Material provided —
[Begin]

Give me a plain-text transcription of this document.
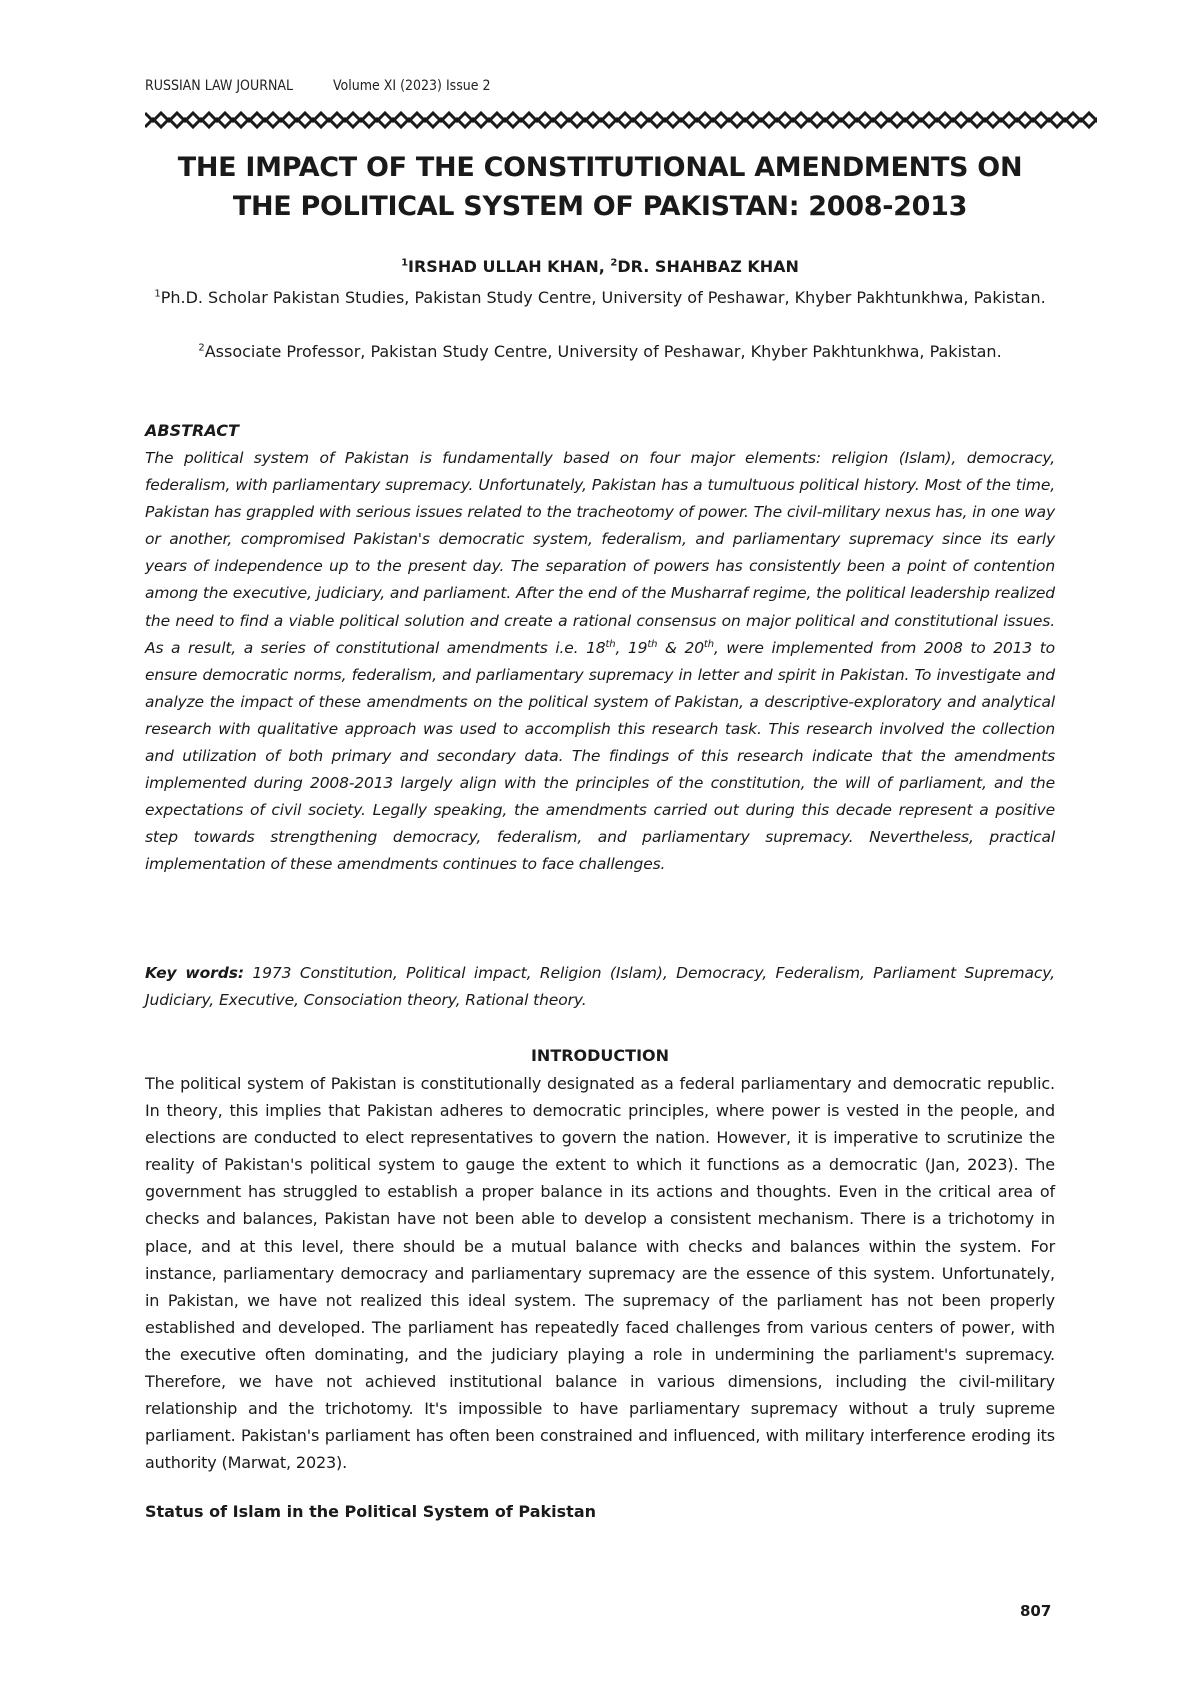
RUSSIAN LAW JOURNAL	Volume XI (2023) Issue 2
THE IMPACT OF THE CONSTITUTIONAL AMENDMENTS ON
THE POLITICAL SYSTEM OF PAKISTAN: 2008-2013
$^1$IRSHAD ULLAH KHAN, $^2$DR. SHAHBAZ KHAN
$^1$Ph.D. Scholar Pakistan Studies, Pakistan Study Centre, University of Peshawar, Khyber Pakhtunkhwa, Pakistan.
$^2$Associate Professor, Pakistan Study Centre, University of Peshawar, Khyber Pakhtunkhwa, Pakistan.
ABSTRACT
The political system of Pakistan is fundamentally based on four major elements: religion (Islam), democracy, federalism, with parliamentary supremacy. Unfortunately, Pakistan has a tumultuous political history. Most of the time, Pakistan has grappled with serious issues related to the tracheotomy of power. The civil-military nexus has, in one way or another, compromised Pakistan's democratic system, federalism, and parliamentary supremacy since its early years of independence up to the present day. The separation of powers has consistently been a point of contention among the executive, judiciary, and parliament. After the end of the Musharraf regime, the political leadership realized the need to find a viable political solution and create a rational consensus on major political and constitutional issues. As a result, a series of constitutional amendments i.e. 18th, 19th & 20th, were implemented from 2008 to 2013 to ensure democratic norms, federalism, and parliamentary supremacy in letter and spirit in Pakistan. To investigate and analyze the impact of these amendments on the political system of Pakistan, a descriptive-exploratory and analytical research with qualitative approach was used to accomplish this research task. This research involved the collection and utilization of both primary and secondary data. The findings of this research indicate that the amendments implemented during 2008-2013 largely align with the principles of the constitution, the will of parliament, and the expectations of civil society. Legally speaking, the amendments carried out during this decade represent a positive step towards strengthening democracy, federalism, and parliamentary supremacy. Nevertheless, practical implementation of these amendments continues to face challenges.
Key words: 1973 Constitution, Political impact, Religion (Islam), Democracy, Federalism, Parliament Supremacy, Judiciary, Executive, Consociation theory, Rational theory.
INTRODUCTION
The political system of Pakistan is constitutionally designated as a federal parliamentary and democratic republic. In theory, this implies that Pakistan adheres to democratic principles, where power is vested in the people, and elections are conducted to elect representatives to govern the nation. However, it is imperative to scrutinize the reality of Pakistan's political system to gauge the extent to which it functions as a democratic (Jan, 2023). The government has struggled to establish a proper balance in its actions and thoughts. Even in the critical area of checks and balances, Pakistan have not been able to develop a consistent mechanism. There is a trichotomy in place, and at this level, there should be a mutual balance with checks and balances within the system. For instance, parliamentary democracy and parliamentary supremacy are the essence of this system. Unfortunately, in Pakistan, we have not realized this ideal system. The supremacy of the parliament has not been properly established and developed. The parliament has repeatedly faced challenges from various centers of power, with the executive often dominating, and the judiciary playing a role in undermining the parliament's supremacy. Therefore, we have not achieved institutional balance in various dimensions, including the civil-military relationship and the trichotomy. It's impossible to have parliamentary supremacy without a truly supreme parliament. Pakistan's parliament has often been constrained and influenced, with military interference eroding its authority (Marwat, 2023).
Status of Islam in the Political System of Pakistan
807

[End]

Instructions for the task —
Copy the listing exactly. Any image in it stays out of the copy.

Correct response —
Give me a plain-text transcription of this document.
RUSSIAN LAW JOURNAL	Volume XI (2023) Issue 2
THE IMPACT OF THE CONSTITUTIONAL AMENDMENTS ON
THE POLITICAL SYSTEM OF PAKISTAN: 2008-2013
$^1$IRSHAD ULLAH KHAN, $^2$DR. SHAHBAZ KHAN
$^1$Ph.D. Scholar Pakistan Studies, Pakistan Study Centre, University of Peshawar, Khyber Pakhtunkhwa, Pakistan.
$^2$Associate Professor, Pakistan Study Centre, University of Peshawar, Khyber Pakhtunkhwa, Pakistan.
ABSTRACT
The political system of Pakistan is fundamentally based on four major elements: religion (Islam), democracy, federalism, with parliamentary supremacy. Unfortunately, Pakistan has a tumultuous political history. Most of the time, Pakistan has grappled with serious issues related to the tracheotomy of power. The civil-military nexus has, in one way or another, compromised Pakistan's democratic system, federalism, and parliamentary supremacy since its early years of independence up to the present day. The separation of powers has consistently been a point of contention among the executive, judiciary, and parliament. After the end of the Musharraf regime, the political leadership realized the need to find a viable political solution and create a rational consensus on major political and constitutional issues. As a result, a series of constitutional amendments i.e. 18th, 19th & 20th, were implemented from 2008 to 2013 to ensure democratic norms, federalism, and parliamentary supremacy in letter and spirit in Pakistan. To investigate and analyze the impact of these amendments on the political system of Pakistan, a descriptive-exploratory and analytical research with qualitative approach was used to accomplish this research task. This research involved the collection and utilization of both primary and secondary data. The findings of this research indicate that the amendments implemented during 2008-2013 largely align with the principles of the constitution, the will of parliament, and the expectations of civil society. Legally speaking, the amendments carried out during this decade represent a positive step towards strengthening democracy, federalism, and parliamentary supremacy. Nevertheless, practical implementation of these amendments continues to face challenges.
Key words: 1973 Constitution, Political impact, Religion (Islam), Democracy, Federalism, Parliament Supremacy, Judiciary, Executive, Consociation theory, Rational theory.
INTRODUCTION
The political system of Pakistan is constitutionally designated as a federal parliamentary and democratic republic. In theory, this implies that Pakistan adheres to democratic principles, where power is vested in the people, and elections are conducted to elect representatives to govern the nation. However, it is imperative to scrutinize the reality of Pakistan's political system to gauge the extent to which it functions as a democratic (Jan, 2023). The government has struggled to establish a proper balance in its actions and thoughts. Even in the critical area of checks and balances, Pakistan have not been able to develop a consistent mechanism. There is a trichotomy in place, and at this level, there should be a mutual balance with checks and balances within the system. For instance, parliamentary democracy and parliamentary supremacy are the essence of this system. Unfortunately, in Pakistan, we have not realized this ideal system. The supremacy of the parliament has not been properly established and developed. The parliament has repeatedly faced challenges from various centers of power, with the executive often dominating, and the judiciary playing a role in undermining the parliament's supremacy. Therefore, we have not achieved institutional balance in various dimensions, including the civil-military relationship and the trichotomy. It's impossible to have parliamentary supremacy without a truly supreme parliament. Pakistan's parliament has often been constrained and influenced, with military interference eroding its authority (Marwat, 2023).
Status of Islam in the Political System of Pakistan
807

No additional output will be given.